> Requirements:
Pictures appear in the records below; write out everything else exactly.

Data tied to figure images
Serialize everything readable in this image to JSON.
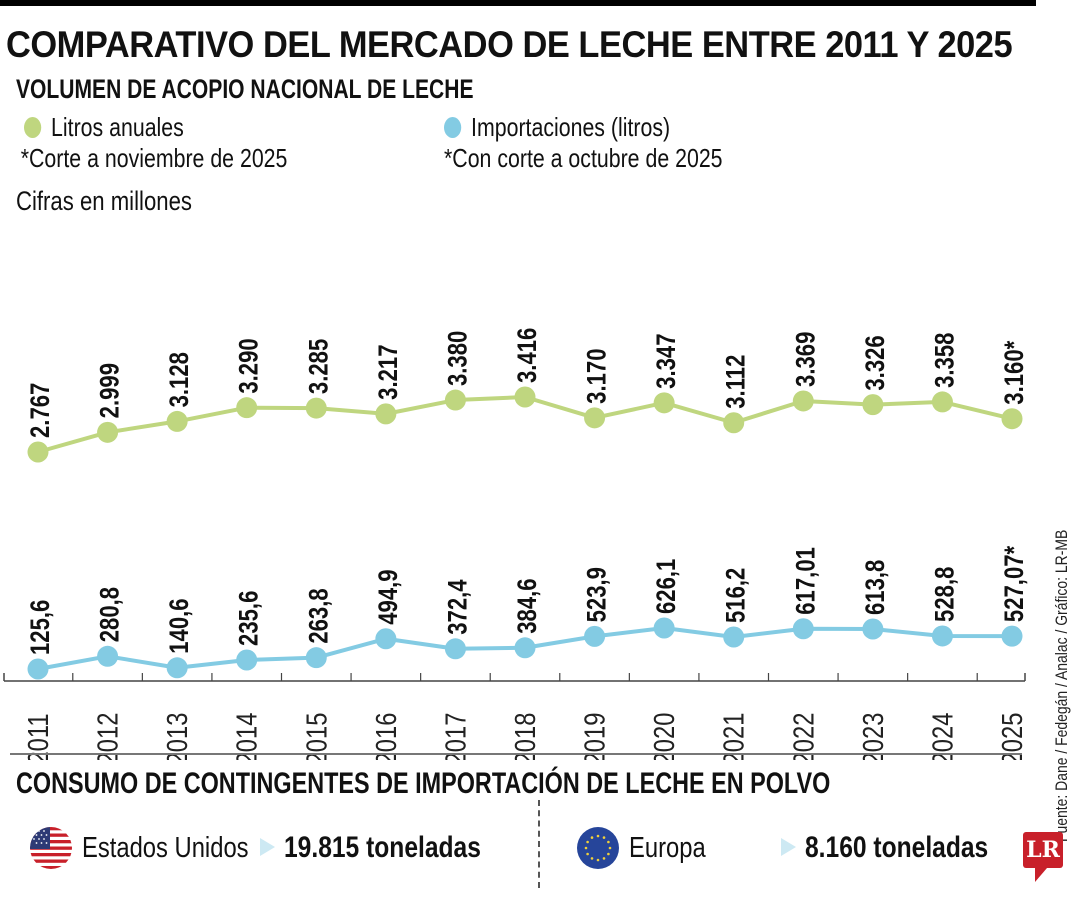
{
  "header": {
    "title": "COMPARATIVO DEL MERCADO DE LECHE ENTRE 2011 Y 2025",
    "subtitle": "VOLUMEN DE ACOPIO NACIONAL DE LECHE",
    "units_note": "Cifras en millones"
  },
  "legend": [
    {
      "label": "Litros anuales",
      "note": "*Corte a noviembre de 2025",
      "color": "#bfd67f"
    },
    {
      "label": "Importaciones (litros)",
      "note": "*Con corte a octubre de 2025",
      "color": "#83cbe3"
    }
  ],
  "chart_data": {
    "type": "line",
    "title": "Volumen de acopio nacional de leche",
    "xlabel": "",
    "ylabel": "Cifras en millones",
    "x": [
      "2011",
      "2012",
      "2013",
      "2014",
      "2015",
      "2016",
      "2017",
      "2018",
      "2019",
      "2020",
      "2021",
      "2022",
      "2023",
      "2024",
      "2025"
    ],
    "series": [
      {
        "name": "Litros anuales",
        "color": "#bfd67f",
        "values": [
          2767,
          2999,
          3128,
          3290,
          3285,
          3217,
          3380,
          3416,
          3170,
          3347,
          3112,
          3369,
          3326,
          3358,
          3160
        ],
        "labels": [
          "2.767",
          "2.999",
          "3.128",
          "3.290",
          "3.285",
          "3.217",
          "3.380",
          "3.416",
          "3.170",
          "3.347",
          "3.112",
          "3.369",
          "3.326",
          "3.358",
          "3.160*"
        ]
      },
      {
        "name": "Importaciones (litros)",
        "color": "#83cbe3",
        "values": [
          125.6,
          280.8,
          140.6,
          235.6,
          263.8,
          494.9,
          372.4,
          384.6,
          523.9,
          626.1,
          516.2,
          617.01,
          613.8,
          528.8,
          527.07
        ],
        "labels": [
          "125,6",
          "280,8",
          "140,6",
          "235,6",
          "263,8",
          "494,9",
          "372,4",
          "384,6",
          "523,9",
          "626,1",
          "516,2",
          "617,01",
          "613,8",
          "528,8",
          "527,07*"
        ]
      }
    ],
    "grid": false,
    "legend_position": "top-left"
  },
  "section2": {
    "title": "CONSUMO DE CONTINGENTES DE IMPORTACIÓN DE LECHE EN POLVO",
    "items": [
      {
        "country": "Estados Unidos",
        "flag": "us-flag",
        "amount": "19.815 toneladas"
      },
      {
        "country": "Europa",
        "flag": "eu-flag",
        "amount": "8.160 toneladas"
      }
    ]
  },
  "footer": {
    "source": "Fuente: Dane / Fedegán / Analac / Gráfico: LR-MB",
    "logo": "LR"
  }
}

> Exercise result:
Serialize everything readable in this image to JSON.
{
  "header": {
    "title": "COMPARATIVO DEL MERCADO DE LECHE ENTRE 2011 Y 2025",
    "subtitle": "VOLUMEN DE ACOPIO NACIONAL DE LECHE",
    "units_note": "Cifras en millones"
  },
  "legend": [
    {
      "label": "Litros anuales",
      "note": "*Corte a noviembre de 2025",
      "color": "#bfd67f"
    },
    {
      "label": "Importaciones (litros)",
      "note": "*Con corte a octubre de 2025",
      "color": "#83cbe3"
    }
  ],
  "chart_data": {
    "type": "line",
    "title": "Volumen de acopio nacional de leche",
    "xlabel": "",
    "ylabel": "Cifras en millones",
    "x": [
      "2011",
      "2012",
      "2013",
      "2014",
      "2015",
      "2016",
      "2017",
      "2018",
      "2019",
      "2020",
      "2021",
      "2022",
      "2023",
      "2024",
      "2025"
    ],
    "series": [
      {
        "name": "Litros anuales",
        "color": "#bfd67f",
        "values": [
          2767,
          2999,
          3128,
          3290,
          3285,
          3217,
          3380,
          3416,
          3170,
          3347,
          3112,
          3369,
          3326,
          3358,
          3160
        ],
        "labels": [
          "2.767",
          "2.999",
          "3.128",
          "3.290",
          "3.285",
          "3.217",
          "3.380",
          "3.416",
          "3.170",
          "3.347",
          "3.112",
          "3.369",
          "3.326",
          "3.358",
          "3.160*"
        ]
      },
      {
        "name": "Importaciones (litros)",
        "color": "#83cbe3",
        "values": [
          125.6,
          280.8,
          140.6,
          235.6,
          263.8,
          494.9,
          372.4,
          384.6,
          523.9,
          626.1,
          516.2,
          617.01,
          613.8,
          528.8,
          527.07
        ],
        "labels": [
          "125,6",
          "280,8",
          "140,6",
          "235,6",
          "263,8",
          "494,9",
          "372,4",
          "384,6",
          "523,9",
          "626,1",
          "516,2",
          "617,01",
          "613,8",
          "528,8",
          "527,07*"
        ]
      }
    ],
    "grid": false,
    "legend_position": "top-left"
  },
  "section2": {
    "title": "CONSUMO DE CONTINGENTES DE IMPORTACIÓN DE LECHE EN POLVO",
    "items": [
      {
        "country": "Estados Unidos",
        "flag": "us-flag",
        "amount": "19.815 toneladas"
      },
      {
        "country": "Europa",
        "flag": "eu-flag",
        "amount": "8.160 toneladas"
      }
    ]
  },
  "footer": {
    "source": "Fuente: Dane / Fedegán / Analac / Gráfico: LR-MB",
    "logo": "LR"
  }
}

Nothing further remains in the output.